-- START Stored records --

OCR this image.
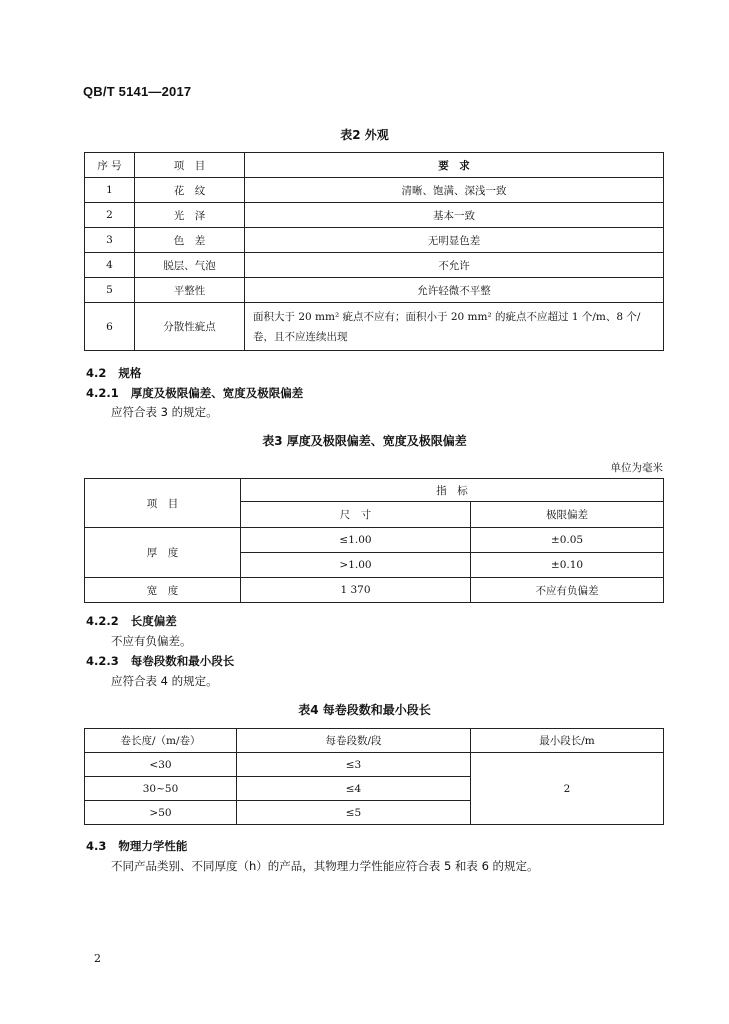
QB/T 5141—2017
表2 外观
序 号	项　目	要　求
1	花　纹	清晰、饱满、深浅一致
2	光　泽	基本一致
3	色　差	无明显色差
4	脱层、气泡	不允许
5	平整性	允许轻微不平整
6	分散性疵点	面积大于 20 mm² 疵点不应有；面积小于 20 mm² 的疵点不应超过 1 个/m、8 个/卷，且不应连续出现
4.2 规格
4.2.1 厚度及极限偏差、宽度及极限偏差
应符合表 3 的规定。
表3 厚度及极限偏差、宽度及极限偏差
单位为毫米
项　目	指　标	
	尺　寸	极限偏差
厚　度	≤1.00	±0.05
	>1.00	±0.10
宽　度	1 370	不应有负偏差
4.2.2 长度偏差
不应有负偏差。
4.2.3 每卷段数和最小段长
应符合表 4 的规定。
表4 每卷段数和最小段长
卷长度/（m/卷）	每卷段数/段	最小段长/m
<30	≤3	2
30~50	≤4	
>50	≤5	
4.3 物理力学性能
不同产品类别、不同厚度（h）的产品，其物理力学性能应符合表 5 和表 6 的规定。
2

-- END Stored records --

Task prompt:
From the material above, reproduce everything verbatim except the pictures.

Response:
OCR this image.
QB/T 5141—2017
表2 外观
序 号	项　目	要　求
1	花　纹	清晰、饱满、深浅一致
2	光　泽	基本一致
3	色　差	无明显色差
4	脱层、气泡	不允许
5	平整性	允许轻微不平整
6	分散性疵点	面积大于 20 mm² 疵点不应有；面积小于 20 mm² 的疵点不应超过 1 个/m、8 个/卷，且不应连续出现
4.2 规格
4.2.1 厚度及极限偏差、宽度及极限偏差
应符合表 3 的规定。
表3 厚度及极限偏差、宽度及极限偏差
单位为毫米
项　目	指　标	
	尺　寸	极限偏差
厚　度	≤1.00	±0.05
	>1.00	±0.10
宽　度	1 370	不应有负偏差
4.2.2 长度偏差
不应有负偏差。
4.2.3 每卷段数和最小段长
应符合表 4 的规定。
表4 每卷段数和最小段长
卷长度/（m/卷）	每卷段数/段	最小段长/m
<30	≤3	2
30~50	≤4	
>50	≤5	
4.3 物理力学性能
不同产品类别、不同厚度（h）的产品，其物理力学性能应符合表 5 和表 6 的规定。
2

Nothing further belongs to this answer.